▸ ТЕКСТ:
Владимир Старовойтов. «Неотвратимость бытия, или записки спасённого. Я вернулся»
Почти уж год, а пролетел, как медовый месяц. Сижу вот письма пишу неведомо кому и самого себя спрашиваю: ну кто в этом лихом городе захочет слушать россказни старого мазилы — маляра вывесок и транспарантов, рисовальщика болотных трав и лягушек? В городе, который знай себе ест, пьёт да гадит в залив с завидным безразличием недоросля, расслабленного отечественным пивком.
Писание моё никакой сенсацией, конечно, не станет. Я же не про то, как мильён украли и нищим роздали, не про Ваньку Свиста, не про Джека Потрошителя. Мне хочется, как это ни чудно звучит, рассказывать про самое тихое, самое беззвучное из чудес — про живопись, про искусство, которое ещё, кажется, живо в нашем городе, но, может быть, уже и обречено. Но об этом потом.
Как живут во Владивостоке художники, я расскажу позже, а сейчас о самом стольном граде.
Первое, что бросается в глаза, это его молодость и устремлённость в океан. Город молод, бесшабашен, забулдыжен, широк и мелочен. Он парадоксален в своей романтической истории и ежеминутной сегодняшней мелкой расчётливости.
Я не знаю, возможна ли в южном приморском городе «нордическая» поэтическая утонченность. Поэты здесь рождаются — это факт. Но, увы. В отношении к поэтам Владивосток стяжал дурную славу: пересыльный пункт каторжан, ссыльных, обречённых на изгнание и гибель. Он не знает нежности, этот город, он не признаёт привязанностей, он отчаянно, бездумно рвёт швартовы, бросает вопящих на причалах и уходит. В воду, в воду.
Владивосток уже не материк. Последний обрыв, скала, но ещё и не остров. Он весь движение, весь тенденция, неостановимая, увлекающая воображение метаморфоза. Город, постоянно меняющий свой облик, обличье, но не обретший пока неоспоримого и внятного одухотворённого образа.
Ну конечно, есть просторная набережная и белые яхты на море, портальные краны, плавдоки и лесовозы в порту... Иногда Владивосток прекрасен, как выброшенный на скалы парусник с картины Айвазовского. Здесь все спасаются кто как может и бегут, бегут — кто в море, кто на континент. Увы и трижды увы, город слишком занят спасением собственной бренной плоти, чтобы чтить праведников и поэтов. Плотью, плотью, живым и трепетным мускулом живёт город, горячим пирожком чрево своё греет, пенистым пивом его остужает. Поэтому он и не способен понять, умиралищем какого человека он стал, кто сгинул в бараках Второй Речки и чей памятник упорно стараются изгадить какие-то засранцы.

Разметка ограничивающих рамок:
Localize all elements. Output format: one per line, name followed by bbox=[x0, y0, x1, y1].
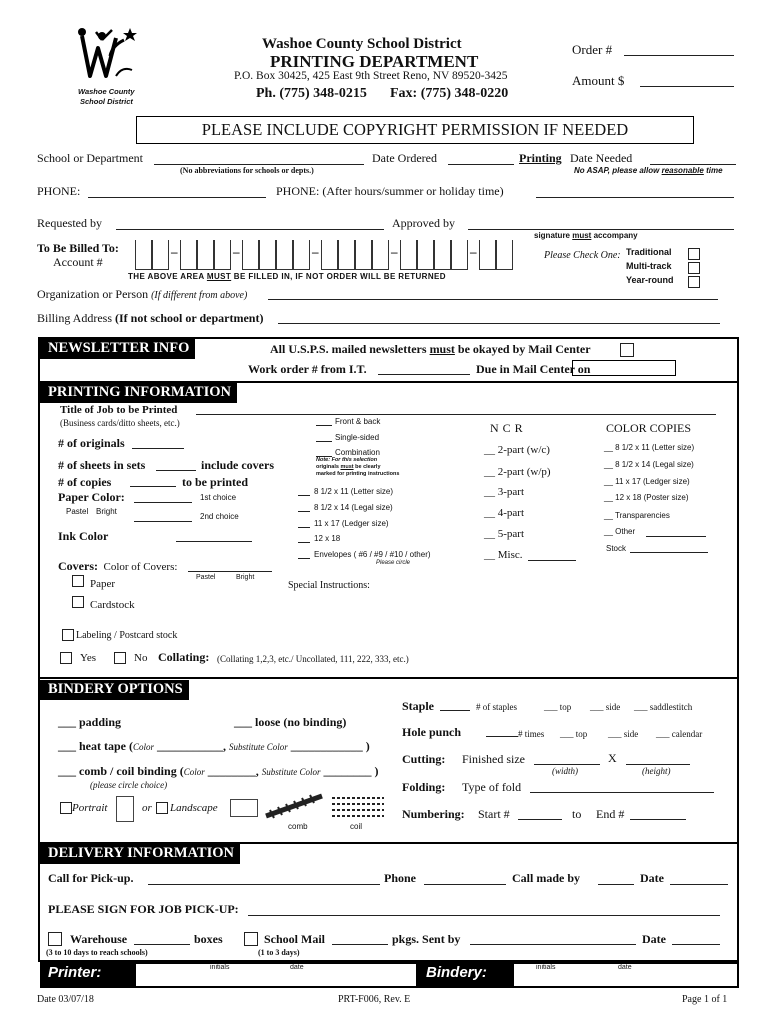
cc-transparencies: __ Transparencies bbox=[604, 511, 670, 520]
cc-ledger: __ 11 x 17 (Ledger size) bbox=[604, 477, 690, 486]
traditional-checkbox[interactable] bbox=[688, 248, 700, 260]
collate-no-label: No bbox=[134, 652, 148, 664]
call-made-by-label: Call made by bbox=[512, 871, 581, 885]
date-needed-label: Date Needed bbox=[570, 151, 633, 165]
warehouse-note: (3 to 10 days to reach schools) bbox=[46, 948, 148, 957]
org-name: Washoe County School District bbox=[262, 36, 462, 52]
to-label: to bbox=[572, 807, 582, 821]
size-legal-field[interactable] bbox=[298, 511, 310, 512]
cc-legal: __ 8 1/2 x 14 (Legal size) bbox=[604, 460, 694, 469]
end-label: End # bbox=[596, 807, 625, 821]
logo-figure-icon bbox=[72, 26, 138, 88]
folding-label: Folding: bbox=[402, 780, 446, 794]
order-field[interactable] bbox=[624, 55, 734, 56]
sent-date-label: Date bbox=[642, 932, 666, 946]
school-field[interactable] bbox=[154, 164, 364, 165]
size-ledger-label: 11 x 17 (Ledger size) bbox=[314, 519, 389, 528]
cc-other-field[interactable] bbox=[646, 536, 706, 537]
size-legal-label: 8 1/2 x 14 (Legal size) bbox=[314, 503, 393, 512]
paper-label: Paper bbox=[90, 578, 116, 590]
printing-header: PRINTING INFORMATION bbox=[40, 383, 237, 403]
width-field[interactable] bbox=[534, 764, 600, 765]
collating-note: (Collating 1,2,3, etc./ Uncollated, 111, 222, 333, etc.) bbox=[217, 654, 409, 664]
usps-note: All U.S.P.S. mailed newsletters must be okayed by Mail Center bbox=[270, 342, 591, 356]
ncr-title: N C R bbox=[490, 421, 524, 435]
bindery-date-label: date bbox=[618, 964, 632, 971]
phone-after-label: PHONE: (After hours/summer or holiday time) bbox=[276, 184, 504, 198]
comb-label: comb bbox=[288, 822, 308, 831]
approved-by-field[interactable] bbox=[468, 229, 734, 230]
coil-label: coil bbox=[350, 822, 363, 831]
punch-side: ___ side bbox=[608, 729, 639, 739]
numbering-label: Numbering: bbox=[402, 807, 465, 821]
printing-label: Printing bbox=[519, 151, 562, 165]
school-mail-label: School Mail bbox=[264, 932, 326, 946]
stock-label: Stock bbox=[606, 544, 627, 553]
school-mail-note: (1 to 3 days) bbox=[258, 948, 300, 957]
comb-binding-icon bbox=[262, 792, 328, 820]
ncr-3part: __ 3-part bbox=[484, 486, 525, 498]
size-12x18-field[interactable] bbox=[298, 542, 310, 543]
date-needed-field[interactable] bbox=[650, 164, 736, 165]
newsletter-header: NEWSLETTER INFO bbox=[40, 339, 195, 359]
combo-note-1: Note: For this selection bbox=[316, 457, 378, 463]
comb-coil-option: ___ comb / coil binding (Color ________, Substitute Color ________ ) bbox=[58, 764, 379, 778]
multitrack-label: Multi-track bbox=[626, 261, 672, 271]
punch-calendar: ___ calendar bbox=[656, 729, 703, 739]
staple-side: ___ side bbox=[590, 702, 621, 712]
title-label: Title of Job to be Printed bbox=[60, 404, 178, 416]
first-choice-label: 1st choice bbox=[200, 493, 237, 502]
ncr-2part-wc: __ 2-part (w/c) bbox=[484, 444, 550, 456]
work-order-field[interactable] bbox=[378, 374, 470, 375]
copies-field[interactable] bbox=[130, 486, 176, 487]
labeling-label: Labeling / Postcard stock bbox=[76, 630, 178, 641]
dept-name: PRINTING DEPARTMENT bbox=[270, 52, 479, 71]
school-label: School or Department bbox=[37, 151, 143, 165]
copies-label: # of copies bbox=[58, 475, 112, 489]
paper-color-label: Paper Color: bbox=[58, 490, 125, 504]
ncr-2part-wp: __ 2-part (w/p) bbox=[484, 466, 551, 478]
delivery-header: DELIVERY INFORMATION bbox=[40, 844, 240, 864]
please-circle-note: Please circle bbox=[376, 560, 411, 566]
landscape-checkbox[interactable] bbox=[156, 802, 168, 814]
collate-yes-checkbox[interactable] bbox=[60, 652, 72, 664]
title-field[interactable] bbox=[196, 414, 716, 415]
paper-pastel: Pastel bbox=[66, 507, 89, 516]
start-field[interactable] bbox=[518, 819, 562, 820]
cutting-label: Cutting: bbox=[402, 752, 446, 766]
requested-by-field[interactable] bbox=[116, 229, 384, 230]
sent-date-field[interactable] bbox=[672, 944, 720, 945]
traditional-label: Traditional bbox=[626, 247, 672, 257]
end-field[interactable] bbox=[630, 819, 686, 820]
printer-initials-label: initials bbox=[210, 964, 230, 971]
type-fold-field[interactable] bbox=[530, 792, 714, 793]
originals-field[interactable] bbox=[132, 448, 184, 449]
footer-date: Date 03/07/18 bbox=[37, 994, 94, 1005]
times-label: # times bbox=[518, 729, 545, 739]
requested-by-label: Requested by bbox=[37, 216, 102, 230]
type-fold-label: Type of fold bbox=[462, 780, 522, 794]
printing-divider bbox=[38, 677, 739, 679]
billing-label: Billing Address (If not school or department) bbox=[37, 311, 264, 325]
due-mail-label: Due in Mail Center on bbox=[476, 362, 591, 376]
account-label: Account # bbox=[53, 255, 103, 269]
footer-form-number: PRT-F006, Rev. E bbox=[338, 994, 411, 1005]
logo-text-1: Washoe County bbox=[78, 87, 135, 96]
delivery-phone-field[interactable] bbox=[424, 884, 506, 885]
amount-field[interactable] bbox=[640, 86, 734, 87]
yearround-label: Year-round bbox=[626, 275, 674, 285]
second-choice-label: 2nd choice bbox=[200, 512, 239, 521]
ink-color-field[interactable] bbox=[176, 541, 252, 542]
to-be-printed-label: to be printed bbox=[182, 475, 248, 489]
collate-yes-label: Yes bbox=[80, 652, 97, 664]
ncr-misc: __ Misc. bbox=[484, 549, 523, 561]
combo-note-2: originals must be clearly bbox=[316, 464, 381, 470]
sign-pickup-label: PLEASE SIGN FOR JOB PICK-UP: bbox=[48, 902, 239, 916]
num-staples-label: # of staples bbox=[476, 702, 517, 712]
amount-label: Amount $ bbox=[572, 73, 625, 88]
approved-by-label: Approved by bbox=[392, 216, 455, 230]
cardstock-checkbox[interactable] bbox=[72, 596, 84, 608]
cc-other: __ Other bbox=[604, 527, 636, 536]
cc-poster: __ 12 x 18 (Poster size) bbox=[604, 493, 689, 502]
front-back-label: Front & back bbox=[335, 417, 381, 426]
cardstock-label: Cardstock bbox=[90, 599, 135, 611]
x-label: X bbox=[608, 751, 617, 765]
district-logo bbox=[72, 26, 138, 108]
org-person-field[interactable] bbox=[268, 299, 718, 300]
call-pickup-label: Call for Pick-up. bbox=[48, 871, 134, 885]
no-abbrev-note: (No abbreviations for schools or depts.) bbox=[180, 166, 314, 175]
business-note: (Business cards/ditto sheets, etc.) bbox=[60, 418, 180, 428]
call-date-field[interactable] bbox=[670, 884, 728, 885]
yearround-checkbox[interactable] bbox=[688, 276, 700, 288]
please-check-label: Please Check One: bbox=[544, 250, 621, 261]
sign-pickup-field[interactable] bbox=[248, 915, 720, 916]
pkgs-field[interactable] bbox=[332, 944, 388, 945]
cover-bright: Bright bbox=[236, 574, 255, 581]
combo-note-3: marked for printing instructions bbox=[316, 471, 400, 477]
ncr-5part: __ 5-part bbox=[484, 528, 525, 540]
printer-date-label: date bbox=[290, 964, 304, 971]
staple-label: Staple bbox=[402, 699, 435, 713]
order-label: Order # bbox=[572, 42, 613, 57]
coil-binding-icon bbox=[330, 792, 386, 822]
cover-color-field[interactable] bbox=[188, 571, 272, 572]
footer-page: Page 1 of 1 bbox=[682, 994, 728, 1005]
padding-option: ___ padding bbox=[58, 715, 122, 729]
copyright-banner: PLEASE INCLUDE COPYRIGHT PERMISSION IF NEEDED bbox=[136, 116, 694, 144]
sheets-sets-label: # of sheets in sets bbox=[58, 458, 146, 472]
paper-color-2-field[interactable] bbox=[134, 521, 192, 522]
portrait-page-icon bbox=[116, 796, 134, 822]
size-envelope-label: Envelopes ( #6 / #9 / #10 / other) bbox=[314, 550, 431, 559]
color-copies-title: COLOR COPIES bbox=[606, 421, 692, 435]
start-label: Start # bbox=[478, 807, 510, 821]
phone: Ph. (775) 348-0215 bbox=[256, 86, 367, 101]
landscape-page-icon bbox=[230, 799, 258, 817]
staple-count-field[interactable] bbox=[440, 710, 470, 711]
sheets-sets-field[interactable] bbox=[156, 470, 196, 471]
fax: Fax: (775) 348-0220 bbox=[390, 86, 509, 101]
width-label: (width) bbox=[552, 766, 578, 776]
front-back-field[interactable] bbox=[316, 425, 332, 426]
address: P.O. Box 30425, 425 East 9th Street Reno, NV 89520-3425 bbox=[234, 70, 508, 82]
portrait-checkbox[interactable] bbox=[60, 802, 72, 814]
call-pickup-field[interactable] bbox=[148, 884, 380, 885]
hole-punch-label: Hole punch bbox=[402, 725, 462, 739]
bindery-label: Bindery: bbox=[418, 962, 514, 988]
covers-label: Covers: Color of Covers: bbox=[58, 559, 178, 573]
bindery-header: BINDERY OPTIONS bbox=[40, 680, 189, 700]
printer-signoff-field[interactable] bbox=[136, 962, 418, 988]
due-mail-field[interactable] bbox=[572, 360, 676, 376]
include-covers-label: include covers bbox=[201, 458, 274, 472]
no-asap-note: No ASAP, please allow reasonable time bbox=[574, 166, 723, 175]
boxes-label: boxes bbox=[194, 932, 223, 946]
combination-label: Combination bbox=[335, 448, 380, 457]
heat-tape-option: ___ heat tape (Color ___________, Substitute Color ____________ ) bbox=[58, 739, 370, 753]
finished-size-label: Finished size bbox=[462, 752, 525, 766]
sent-by-label: pkgs. Sent by bbox=[392, 932, 461, 946]
printer-label: Printer: bbox=[40, 962, 136, 988]
collating-label: Collating: bbox=[158, 650, 210, 664]
stock-field[interactable] bbox=[630, 552, 708, 553]
usps-checkbox[interactable] bbox=[620, 343, 634, 357]
hole-punch-field[interactable] bbox=[486, 736, 518, 737]
sent-by-field[interactable] bbox=[470, 944, 636, 945]
call-made-by-field[interactable] bbox=[598, 884, 634, 885]
multitrack-checkbox[interactable] bbox=[688, 262, 700, 274]
originals-label: # of originals bbox=[58, 436, 125, 450]
ink-color-label: Ink Color bbox=[58, 529, 109, 543]
warehouse-label: Warehouse bbox=[70, 932, 128, 946]
ncr-misc-field[interactable] bbox=[528, 560, 576, 561]
or-label: or bbox=[142, 802, 152, 814]
warehouse-checkbox[interactable] bbox=[48, 932, 62, 946]
circle-choice-note: (please circle choice) bbox=[90, 780, 168, 790]
billed-to-label: To Be Billed To: bbox=[37, 241, 119, 255]
height-label: (height) bbox=[642, 766, 671, 776]
phone-label: PHONE: bbox=[37, 184, 81, 198]
org-person-label: Organization or Person (If different from above) bbox=[37, 287, 248, 301]
boxes-field[interactable] bbox=[134, 944, 190, 945]
collate-no-checkbox[interactable] bbox=[114, 652, 126, 664]
phone-after-field[interactable] bbox=[536, 197, 734, 198]
school-mail-checkbox[interactable] bbox=[244, 932, 258, 946]
punch-top: ___ top bbox=[560, 729, 588, 739]
height-field[interactable] bbox=[626, 764, 690, 765]
date-ordered-label: Date Ordered bbox=[372, 151, 437, 165]
loose-option: ___ loose (no binding) bbox=[234, 715, 347, 729]
size-ledger-field[interactable] bbox=[298, 527, 310, 528]
delivery-phone-label: Phone bbox=[384, 871, 417, 885]
single-sided-field[interactable] bbox=[316, 441, 332, 442]
portrait-label: Portrait bbox=[72, 802, 108, 814]
size-12x18-label: 12 x 18 bbox=[314, 534, 341, 543]
cc-letter: __ 8 1/2 x 11 (Letter size) bbox=[604, 443, 695, 452]
above-area-warning: THE ABOVE AREA MUST BE FILLED IN, IF NOT ORDER WILL BE RETURNED bbox=[128, 272, 446, 281]
date-ordered-field[interactable] bbox=[448, 164, 514, 165]
paper-color-1-field[interactable] bbox=[134, 502, 192, 503]
landscape-label: Landscape bbox=[170, 802, 218, 814]
staple-saddlestitch: ___ saddlestitch bbox=[634, 702, 693, 712]
size-letter-label: 8 1/2 x 11 (Letter size) bbox=[314, 487, 393, 496]
signature-note: signature must accompany bbox=[534, 231, 638, 240]
size-envelope-field[interactable] bbox=[298, 558, 310, 559]
labeling-checkbox[interactable] bbox=[62, 629, 74, 641]
size-letter-field[interactable] bbox=[298, 495, 310, 496]
call-date-label: Date bbox=[640, 871, 664, 885]
phone-field[interactable] bbox=[88, 197, 266, 198]
paper-bright: Bright bbox=[96, 507, 117, 516]
paper-checkbox[interactable] bbox=[72, 575, 84, 587]
staple-top: ___ top bbox=[544, 702, 572, 712]
work-order-label: Work order # from I.T. bbox=[248, 362, 367, 376]
special-instructions-label: Special Instructions: bbox=[288, 580, 370, 591]
single-sided-label: Single-sided bbox=[335, 433, 380, 442]
billing-field[interactable] bbox=[278, 323, 720, 324]
logo-text-2: School District bbox=[80, 97, 133, 106]
cover-pastel: Pastel bbox=[196, 574, 216, 581]
ncr-4part: __ 4-part bbox=[484, 507, 525, 519]
bindery-initials-label: initials bbox=[536, 964, 556, 971]
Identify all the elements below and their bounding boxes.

▸ ЧТО СДЕЛАТЬ: С чем в тексте о Владивостоке сравнивается город, когда он «иногда прекрасен»? Опирайтесь только на текст.

▸ ОТВЕТ: С выброшенным на скалы парусником с картины Айвазовского.